[Dataset records]
———

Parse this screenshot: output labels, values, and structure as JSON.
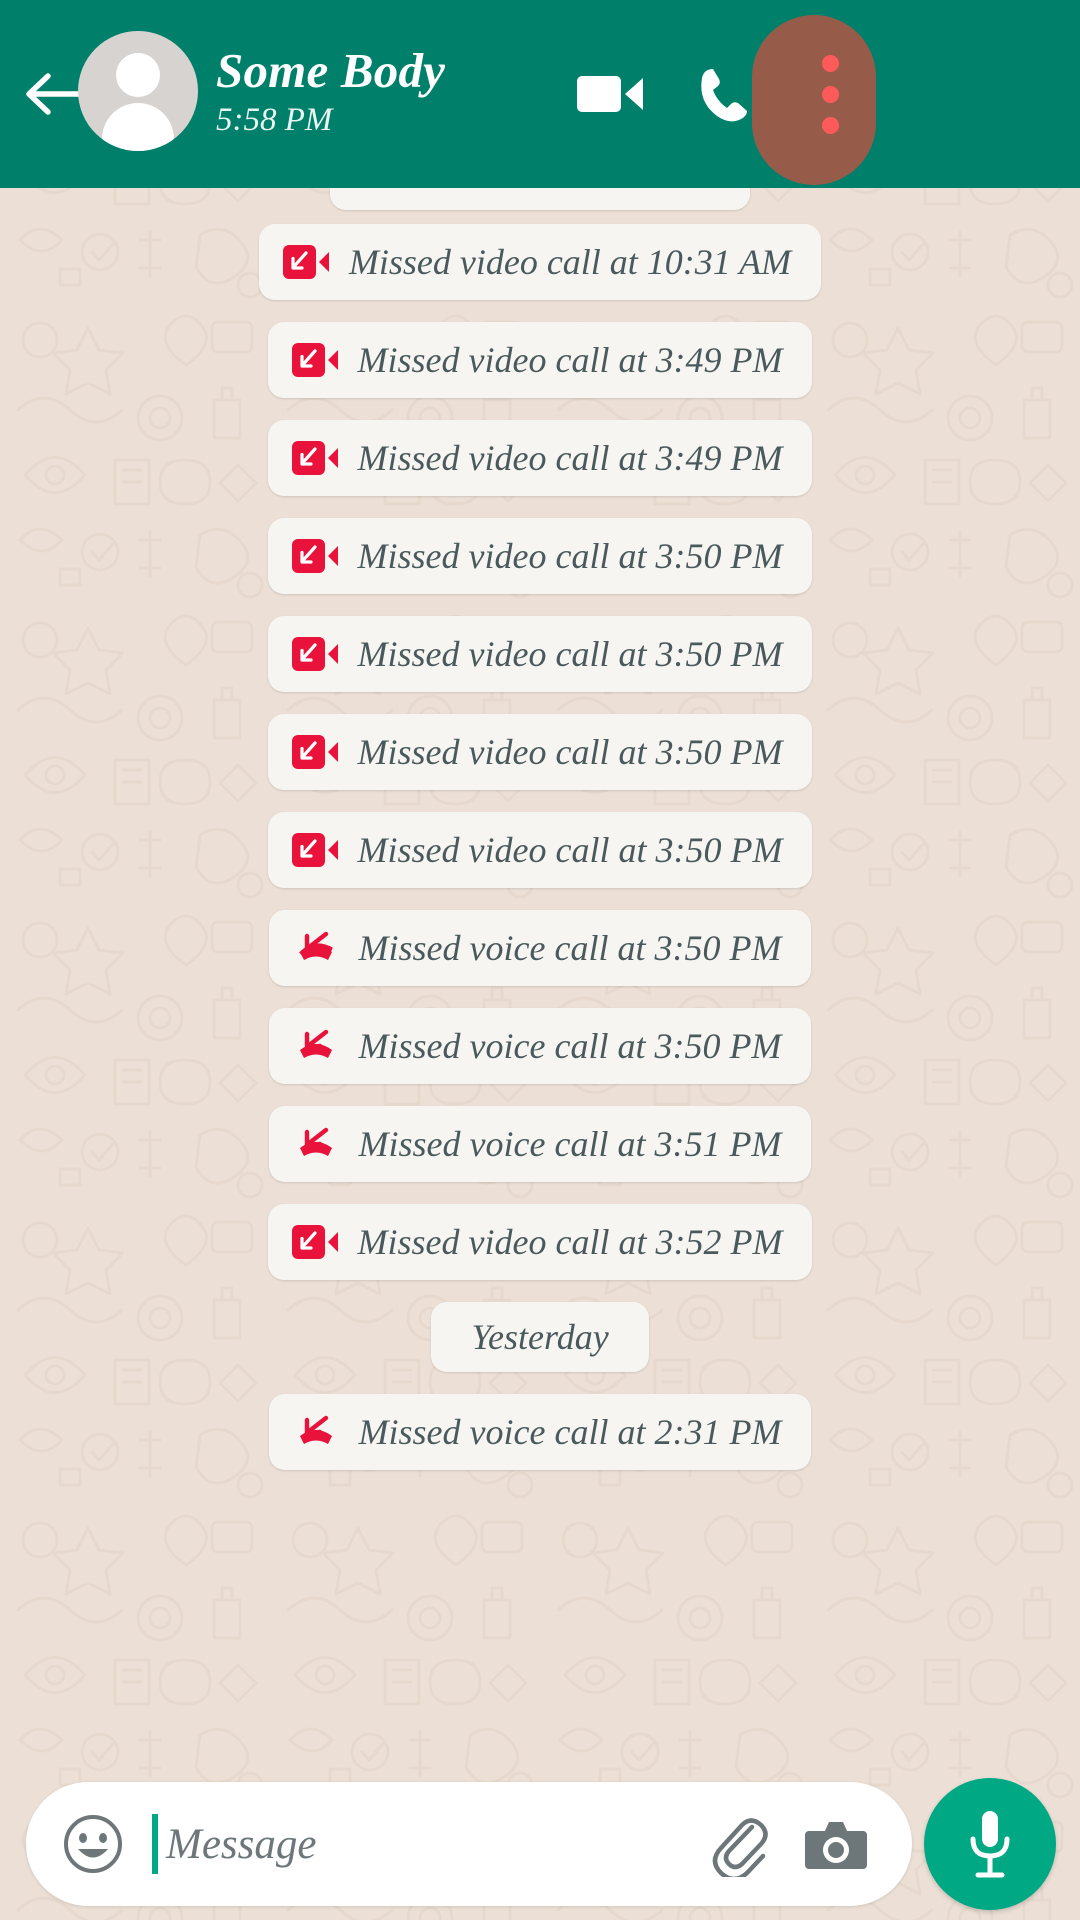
{
  "header": {
    "back_icon": "arrow-left-icon",
    "avatar_icon": "default-person-avatar",
    "contact_name": "Some Body",
    "status_text": "5:58 PM",
    "video_call_icon": "video-camera-icon",
    "voice_call_icon": "phone-icon",
    "overflow_icon": "three-dot-menu-icon",
    "colors": {
      "bar": "#00806a",
      "title": "#ffffff",
      "status": "#e9f5f1",
      "ripple": "#f4665f"
    }
  },
  "chat": {
    "background_color": "#ece0d6",
    "bubble_color": "#f7f5f2",
    "text_color": "#4a5a5c",
    "missed_call_icon_color": "#e8123b",
    "messages": [
      {
        "type": "clipped",
        "icon": "",
        "label": ""
      },
      {
        "type": "video",
        "icon": "missed-video-call-icon",
        "label": "Missed video call at 10:31 AM"
      },
      {
        "type": "video",
        "icon": "missed-video-call-icon",
        "label": "Missed video call at 3:49 PM"
      },
      {
        "type": "video",
        "icon": "missed-video-call-icon",
        "label": "Missed video call at 3:49 PM"
      },
      {
        "type": "video",
        "icon": "missed-video-call-icon",
        "label": "Missed video call at 3:50 PM"
      },
      {
        "type": "video",
        "icon": "missed-video-call-icon",
        "label": "Missed video call at 3:50 PM"
      },
      {
        "type": "video",
        "icon": "missed-video-call-icon",
        "label": "Missed video call at 3:50 PM"
      },
      {
        "type": "video",
        "icon": "missed-video-call-icon",
        "label": "Missed video call at 3:50 PM"
      },
      {
        "type": "voice",
        "icon": "missed-voice-call-icon",
        "label": "Missed voice call at 3:50 PM"
      },
      {
        "type": "voice",
        "icon": "missed-voice-call-icon",
        "label": "Missed voice call at 3:50 PM"
      },
      {
        "type": "voice",
        "icon": "missed-voice-call-icon",
        "label": "Missed voice call at 3:51 PM"
      },
      {
        "type": "video",
        "icon": "missed-video-call-icon",
        "label": "Missed video call at 3:52 PM"
      },
      {
        "type": "date",
        "icon": "",
        "label": "Yesterday"
      },
      {
        "type": "voice",
        "icon": "missed-voice-call-icon",
        "label": "Missed voice call at 2:31 PM"
      }
    ]
  },
  "input_bar": {
    "emoji_icon": "smiley-face-icon",
    "placeholder": "Message",
    "value": "",
    "attach_icon": "paperclip-icon",
    "camera_icon": "camera-icon",
    "mic_icon": "microphone-icon",
    "send_button_color": "#00a884",
    "caret_color": "#00a884"
  }
}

———

## Exercise prompt
Give the count of lines in the data above that hold the string "camera", with no additional words.

## Problem solution
2